ITEMS →
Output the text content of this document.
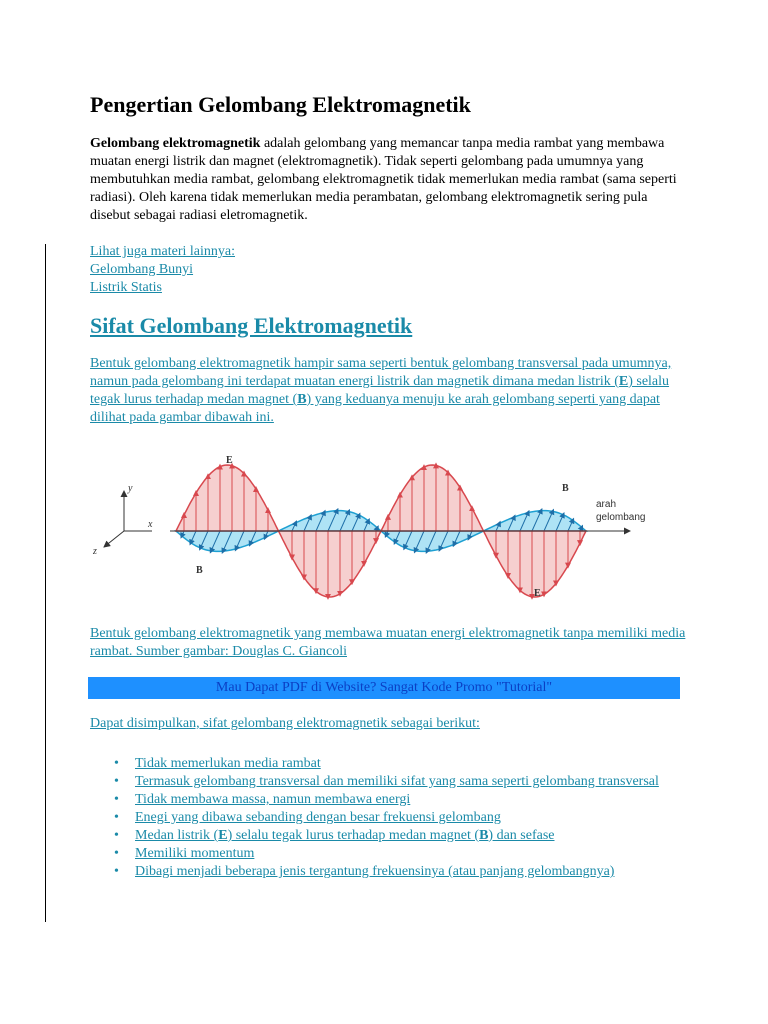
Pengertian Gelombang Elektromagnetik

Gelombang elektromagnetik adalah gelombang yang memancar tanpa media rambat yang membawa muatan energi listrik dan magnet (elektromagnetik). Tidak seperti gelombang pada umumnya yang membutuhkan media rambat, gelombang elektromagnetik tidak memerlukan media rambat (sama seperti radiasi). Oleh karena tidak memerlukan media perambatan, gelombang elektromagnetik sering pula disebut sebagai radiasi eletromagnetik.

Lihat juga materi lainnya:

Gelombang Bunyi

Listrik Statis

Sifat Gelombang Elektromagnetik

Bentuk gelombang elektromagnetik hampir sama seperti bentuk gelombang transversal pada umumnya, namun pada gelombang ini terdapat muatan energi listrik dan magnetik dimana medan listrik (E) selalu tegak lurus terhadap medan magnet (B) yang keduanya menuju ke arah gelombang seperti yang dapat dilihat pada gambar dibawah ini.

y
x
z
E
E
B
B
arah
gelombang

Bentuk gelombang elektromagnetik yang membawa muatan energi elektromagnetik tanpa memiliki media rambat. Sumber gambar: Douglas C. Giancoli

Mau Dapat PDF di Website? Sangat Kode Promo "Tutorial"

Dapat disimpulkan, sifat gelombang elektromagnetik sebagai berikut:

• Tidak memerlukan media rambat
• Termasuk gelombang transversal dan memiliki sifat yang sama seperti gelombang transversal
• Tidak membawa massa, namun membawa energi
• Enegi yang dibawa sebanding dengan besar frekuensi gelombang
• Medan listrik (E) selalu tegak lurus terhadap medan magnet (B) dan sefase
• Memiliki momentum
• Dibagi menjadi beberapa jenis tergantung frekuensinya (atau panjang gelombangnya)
...
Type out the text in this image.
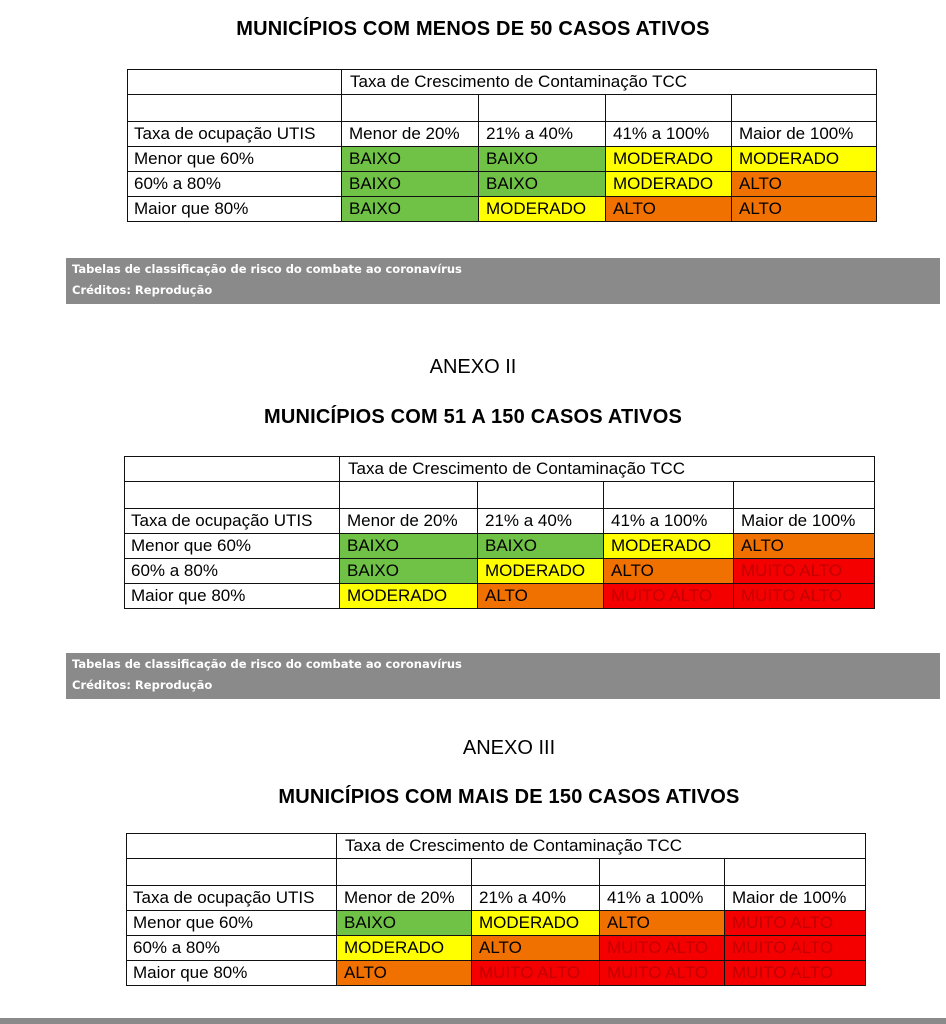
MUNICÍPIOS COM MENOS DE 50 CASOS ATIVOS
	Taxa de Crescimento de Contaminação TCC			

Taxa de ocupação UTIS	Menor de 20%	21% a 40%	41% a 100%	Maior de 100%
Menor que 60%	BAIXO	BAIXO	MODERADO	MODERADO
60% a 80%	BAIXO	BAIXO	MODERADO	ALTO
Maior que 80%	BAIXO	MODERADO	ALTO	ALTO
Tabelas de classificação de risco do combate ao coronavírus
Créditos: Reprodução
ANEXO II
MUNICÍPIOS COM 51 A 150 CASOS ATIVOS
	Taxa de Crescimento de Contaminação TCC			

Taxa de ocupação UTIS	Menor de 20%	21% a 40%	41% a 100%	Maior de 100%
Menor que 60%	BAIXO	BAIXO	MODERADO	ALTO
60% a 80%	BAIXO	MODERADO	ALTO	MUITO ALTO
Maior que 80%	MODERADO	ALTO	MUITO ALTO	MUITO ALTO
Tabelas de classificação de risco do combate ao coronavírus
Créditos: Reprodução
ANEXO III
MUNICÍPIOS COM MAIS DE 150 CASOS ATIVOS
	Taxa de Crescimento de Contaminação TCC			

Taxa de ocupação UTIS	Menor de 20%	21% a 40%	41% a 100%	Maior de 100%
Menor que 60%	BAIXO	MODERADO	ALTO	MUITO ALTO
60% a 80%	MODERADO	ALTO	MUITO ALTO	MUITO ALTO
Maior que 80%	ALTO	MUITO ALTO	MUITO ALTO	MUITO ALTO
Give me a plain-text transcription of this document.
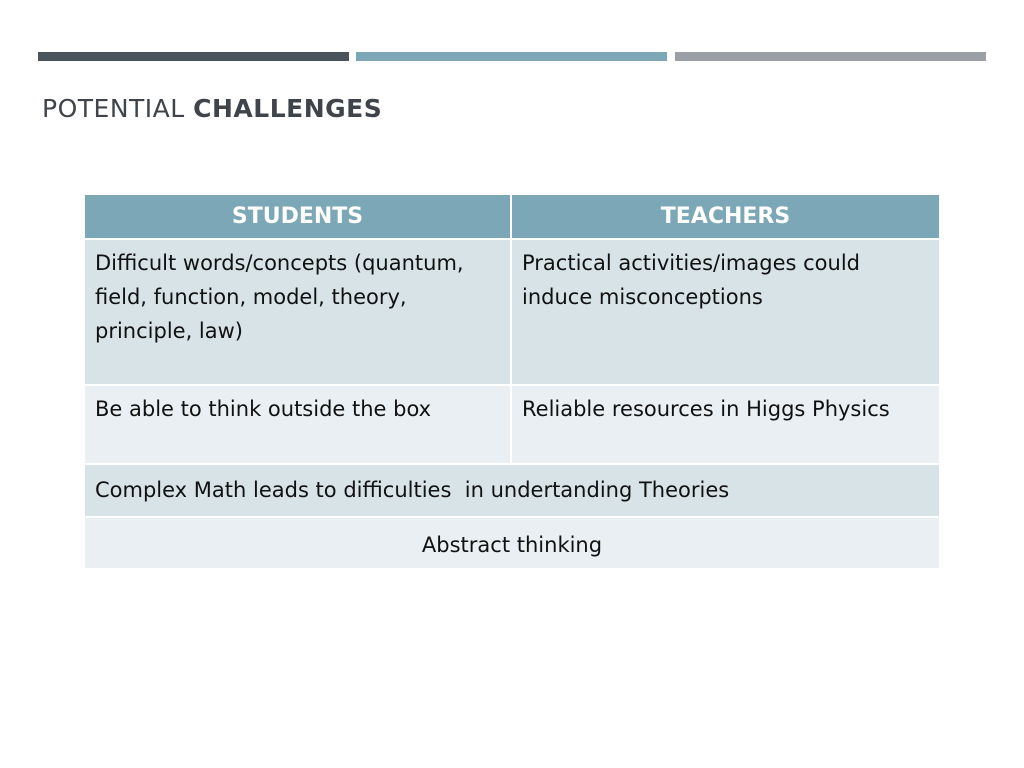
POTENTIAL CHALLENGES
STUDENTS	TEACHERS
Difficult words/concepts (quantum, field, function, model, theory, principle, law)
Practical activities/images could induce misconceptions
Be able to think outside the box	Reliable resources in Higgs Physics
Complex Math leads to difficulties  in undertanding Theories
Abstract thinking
==
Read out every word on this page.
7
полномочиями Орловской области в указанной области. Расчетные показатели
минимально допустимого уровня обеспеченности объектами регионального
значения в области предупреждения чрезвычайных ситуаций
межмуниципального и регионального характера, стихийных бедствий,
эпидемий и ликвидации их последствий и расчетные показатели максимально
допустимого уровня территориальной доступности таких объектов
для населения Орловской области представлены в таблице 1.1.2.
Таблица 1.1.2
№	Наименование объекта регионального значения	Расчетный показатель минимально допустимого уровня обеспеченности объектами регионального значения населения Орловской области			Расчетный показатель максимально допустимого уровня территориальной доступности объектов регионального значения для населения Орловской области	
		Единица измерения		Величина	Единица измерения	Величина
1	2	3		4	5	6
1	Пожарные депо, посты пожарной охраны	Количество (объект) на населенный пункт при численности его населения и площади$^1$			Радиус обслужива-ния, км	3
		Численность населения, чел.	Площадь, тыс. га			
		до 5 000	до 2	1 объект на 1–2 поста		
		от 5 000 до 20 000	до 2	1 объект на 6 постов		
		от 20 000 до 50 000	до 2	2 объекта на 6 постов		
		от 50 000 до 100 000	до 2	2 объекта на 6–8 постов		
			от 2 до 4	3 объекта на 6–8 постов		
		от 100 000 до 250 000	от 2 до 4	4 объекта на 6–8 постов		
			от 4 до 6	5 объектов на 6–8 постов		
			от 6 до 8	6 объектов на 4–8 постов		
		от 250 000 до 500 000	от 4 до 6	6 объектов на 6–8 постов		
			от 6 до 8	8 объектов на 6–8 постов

WORK TO COMPLETE →
Give the count of lines in the listing that hold the word "memerlukan", with no other text.

RESULT OF THE EXERCISE →
2